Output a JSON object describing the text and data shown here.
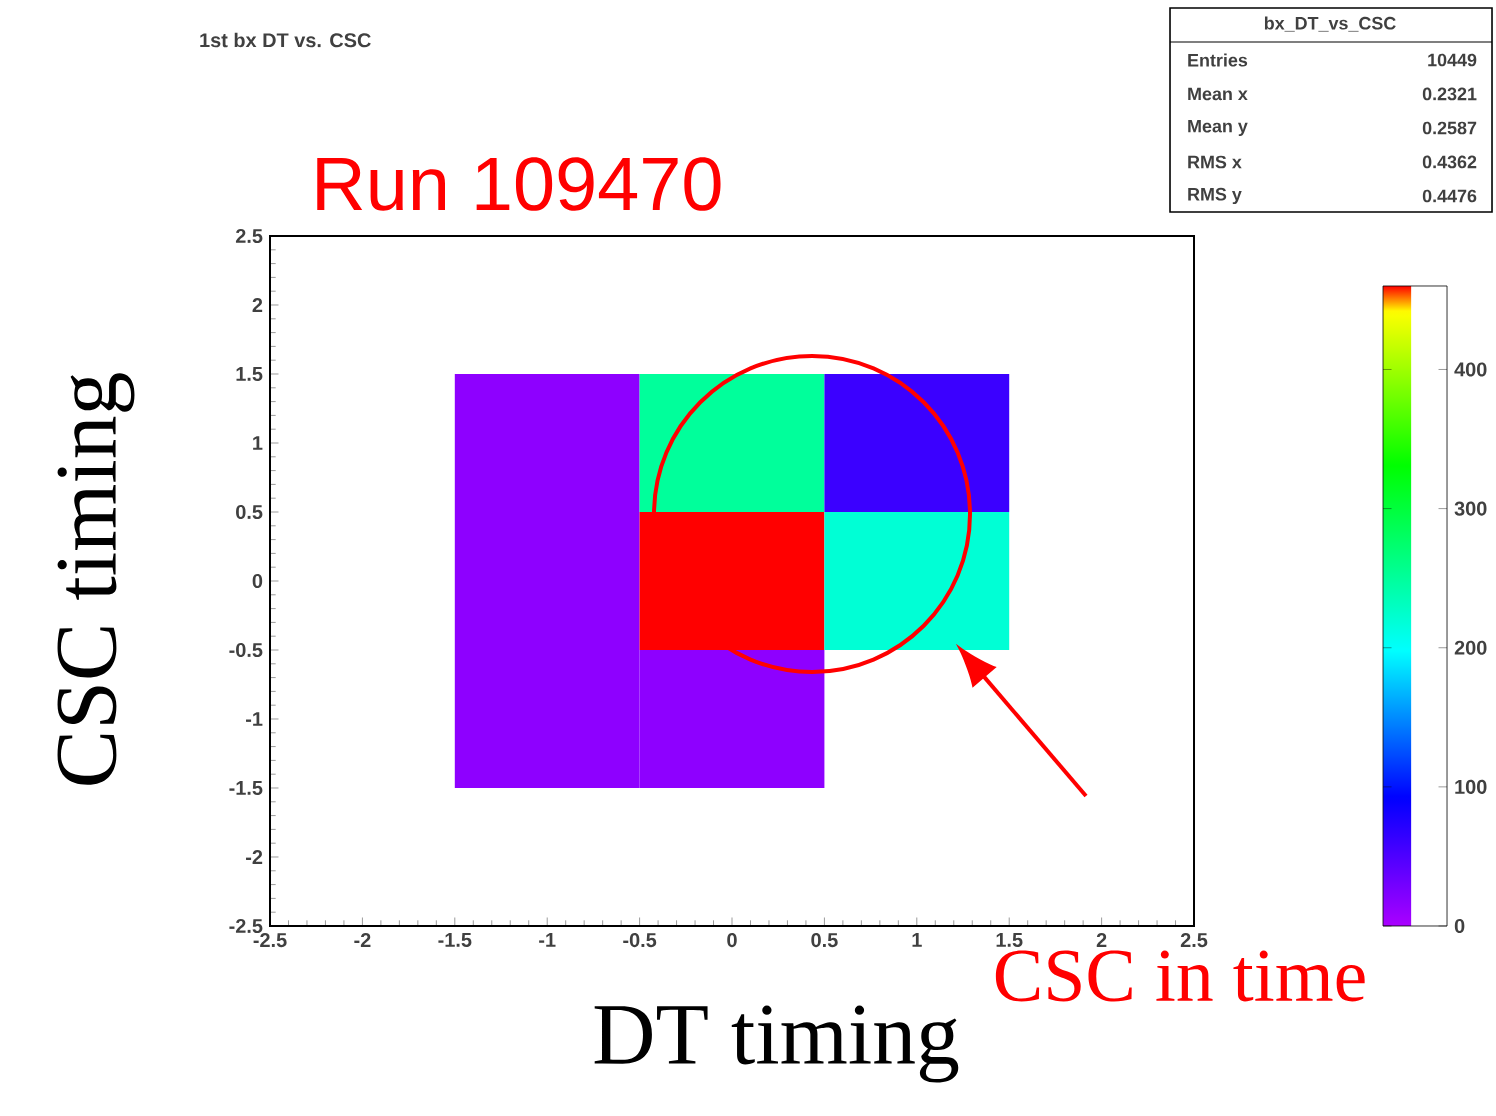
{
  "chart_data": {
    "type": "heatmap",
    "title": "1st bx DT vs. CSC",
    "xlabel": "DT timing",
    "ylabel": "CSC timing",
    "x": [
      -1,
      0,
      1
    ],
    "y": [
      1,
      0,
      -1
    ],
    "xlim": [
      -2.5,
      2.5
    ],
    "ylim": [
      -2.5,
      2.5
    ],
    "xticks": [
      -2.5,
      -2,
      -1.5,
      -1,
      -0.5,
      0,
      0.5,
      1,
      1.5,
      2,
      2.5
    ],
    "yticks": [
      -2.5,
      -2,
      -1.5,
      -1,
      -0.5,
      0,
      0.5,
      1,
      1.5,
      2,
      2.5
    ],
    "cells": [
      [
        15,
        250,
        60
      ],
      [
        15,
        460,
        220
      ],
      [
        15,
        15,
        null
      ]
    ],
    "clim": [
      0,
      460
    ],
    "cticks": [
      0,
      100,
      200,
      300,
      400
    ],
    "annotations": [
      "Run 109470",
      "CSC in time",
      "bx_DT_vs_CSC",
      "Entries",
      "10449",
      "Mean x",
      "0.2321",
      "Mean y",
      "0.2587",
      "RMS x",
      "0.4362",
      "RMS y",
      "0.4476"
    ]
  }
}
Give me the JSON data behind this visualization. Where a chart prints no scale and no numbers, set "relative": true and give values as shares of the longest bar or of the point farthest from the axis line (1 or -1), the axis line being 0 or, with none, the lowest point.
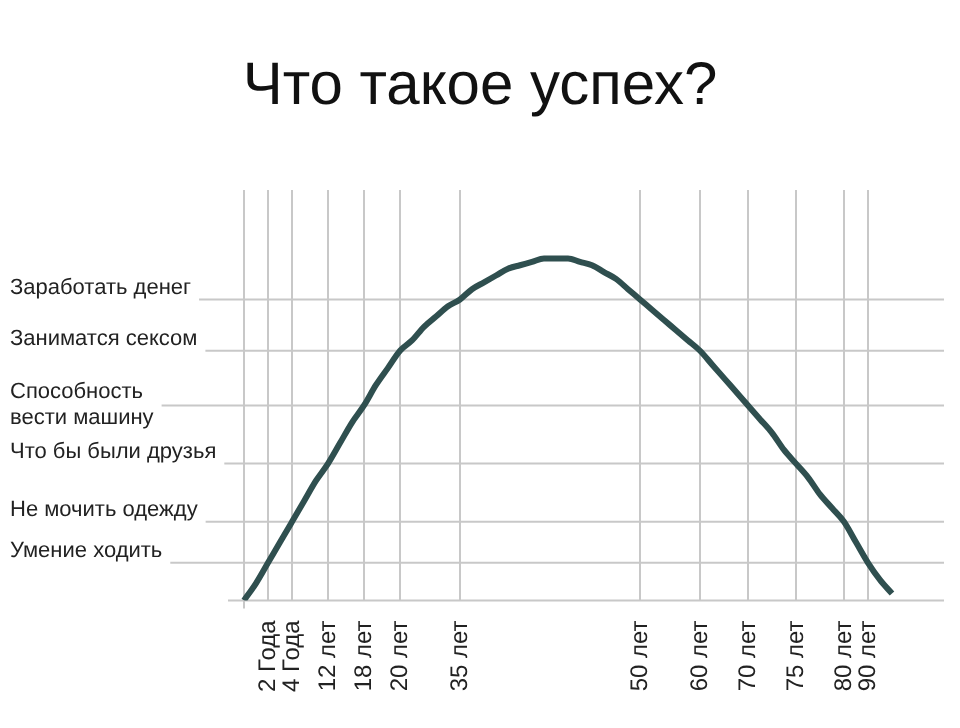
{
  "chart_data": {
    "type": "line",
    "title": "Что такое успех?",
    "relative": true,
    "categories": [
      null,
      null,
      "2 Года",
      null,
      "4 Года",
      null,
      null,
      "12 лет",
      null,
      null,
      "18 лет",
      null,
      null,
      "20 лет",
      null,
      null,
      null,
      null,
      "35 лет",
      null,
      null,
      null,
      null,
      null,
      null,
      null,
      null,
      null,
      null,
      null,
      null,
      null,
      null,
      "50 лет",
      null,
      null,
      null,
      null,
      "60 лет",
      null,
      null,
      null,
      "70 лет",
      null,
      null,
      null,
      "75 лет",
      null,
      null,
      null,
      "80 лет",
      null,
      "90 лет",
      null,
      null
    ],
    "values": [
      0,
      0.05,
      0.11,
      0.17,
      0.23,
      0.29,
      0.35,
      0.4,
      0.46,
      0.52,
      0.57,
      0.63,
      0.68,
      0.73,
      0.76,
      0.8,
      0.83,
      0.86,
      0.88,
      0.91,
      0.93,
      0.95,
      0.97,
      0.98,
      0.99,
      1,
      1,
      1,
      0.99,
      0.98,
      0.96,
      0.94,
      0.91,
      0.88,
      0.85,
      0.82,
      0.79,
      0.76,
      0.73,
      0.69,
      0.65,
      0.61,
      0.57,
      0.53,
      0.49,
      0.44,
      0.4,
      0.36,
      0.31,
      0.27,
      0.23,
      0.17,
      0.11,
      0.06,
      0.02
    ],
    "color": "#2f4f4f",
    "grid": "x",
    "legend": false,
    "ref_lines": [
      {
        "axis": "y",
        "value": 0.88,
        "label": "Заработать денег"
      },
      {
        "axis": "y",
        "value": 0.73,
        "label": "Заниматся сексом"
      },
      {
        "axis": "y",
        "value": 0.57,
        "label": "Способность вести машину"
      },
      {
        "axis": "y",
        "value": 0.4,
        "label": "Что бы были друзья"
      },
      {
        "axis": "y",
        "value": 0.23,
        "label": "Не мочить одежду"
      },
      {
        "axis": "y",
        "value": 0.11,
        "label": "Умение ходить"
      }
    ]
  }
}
======
What is expected: Drop the images and quote the entries word for word.

Solved exercise:
Output a JSON object describing the text and data shown here.
{
  "chart_data": {
    "type": "heatmap",
    "title": "1st bx DT vs. CSC",
    "xlabel": "DT timing",
    "ylabel": "CSC timing",
    "x": [
      -1,
      0,
      1
    ],
    "y": [
      1,
      0,
      -1
    ],
    "xlim": [
      -2.5,
      2.5
    ],
    "ylim": [
      -2.5,
      2.5
    ],
    "xticks": [
      -2.5,
      -2,
      -1.5,
      -1,
      -0.5,
      0,
      0.5,
      1,
      1.5,
      2,
      2.5
    ],
    "yticks": [
      -2.5,
      -2,
      -1.5,
      -1,
      -0.5,
      0,
      0.5,
      1,
      1.5,
      2,
      2.5
    ],
    "cells": [
      [
        15,
        250,
        60
      ],
      [
        15,
        460,
        220
      ],
      [
        15,
        15,
        null
      ]
    ],
    "clim": [
      0,
      460
    ],
    "cticks": [
      0,
      100,
      200,
      300,
      400
    ],
    "annotations": [
      "Run 109470",
      "CSC in time",
      "bx_DT_vs_CSC",
      "Entries",
      "10449",
      "Mean x",
      "0.2321",
      "Mean y",
      "0.2587",
      "RMS x",
      "0.4362",
      "RMS y",
      "0.4476"
    ]
  }
}
Give me the JSON data behind this visualization. Where a chart prints no scale and no numbers, set "relative": true and give values as shares of the longest bar or of the point farthest from the axis line (1 or -1), the axis line being 0 or, with none, the lowest point.
{
  "chart_data": {
    "type": "line",
    "title": "Что такое успех?",
    "relative": true,
    "categories": [
      null,
      null,
      "2 Года",
      null,
      "4 Года",
      null,
      null,
      "12 лет",
      null,
      null,
      "18 лет",
      null,
      null,
      "20 лет",
      null,
      null,
      null,
      null,
      "35 лет",
      null,
      null,
      null,
      null,
      null,
      null,
      null,
      null,
      null,
      null,
      null,
      null,
      null,
      null,
      "50 лет",
      null,
      null,
      null,
      null,
      "60 лет",
      null,
      null,
      null,
      "70 лет",
      null,
      null,
      null,
      "75 лет",
      null,
      null,
      null,
      "80 лет",
      null,
      "90 лет",
      null,
      null
    ],
    "values": [
      0,
      0.05,
      0.11,
      0.17,
      0.23,
      0.29,
      0.35,
      0.4,
      0.46,
      0.52,
      0.57,
      0.63,
      0.68,
      0.73,
      0.76,
      0.8,
      0.83,
      0.86,
      0.88,
      0.91,
      0.93,
      0.95,
      0.97,
      0.98,
      0.99,
      1,
      1,
      1,
      0.99,
      0.98,
      0.96,
      0.94,
      0.91,
      0.88,
      0.85,
      0.82,
      0.79,
      0.76,
      0.73,
      0.69,
      0.65,
      0.61,
      0.57,
      0.53,
      0.49,
      0.44,
      0.4,
      0.36,
      0.31,
      0.27,
      0.23,
      0.17,
      0.11,
      0.06,
      0.02
    ],
    "color": "#2f4f4f",
    "grid": "x",
    "legend": false,
    "ref_lines": [
      {
        "axis": "y",
        "value": 0.88,
        "label": "Заработать денег"
      },
      {
        "axis": "y",
        "value": 0.73,
        "label": "Заниматся сексом"
      },
      {
        "axis": "y",
        "value": 0.57,
        "label": "Способность вести машину"
      },
      {
        "axis": "y",
        "value": 0.4,
        "label": "Что бы были друзья"
      },
      {
        "axis": "y",
        "value": 0.23,
        "label": "Не мочить одежду"
      },
      {
        "axis": "y",
        "value": 0.11,
        "label": "Умение ходить"
      }
    ]
  }
}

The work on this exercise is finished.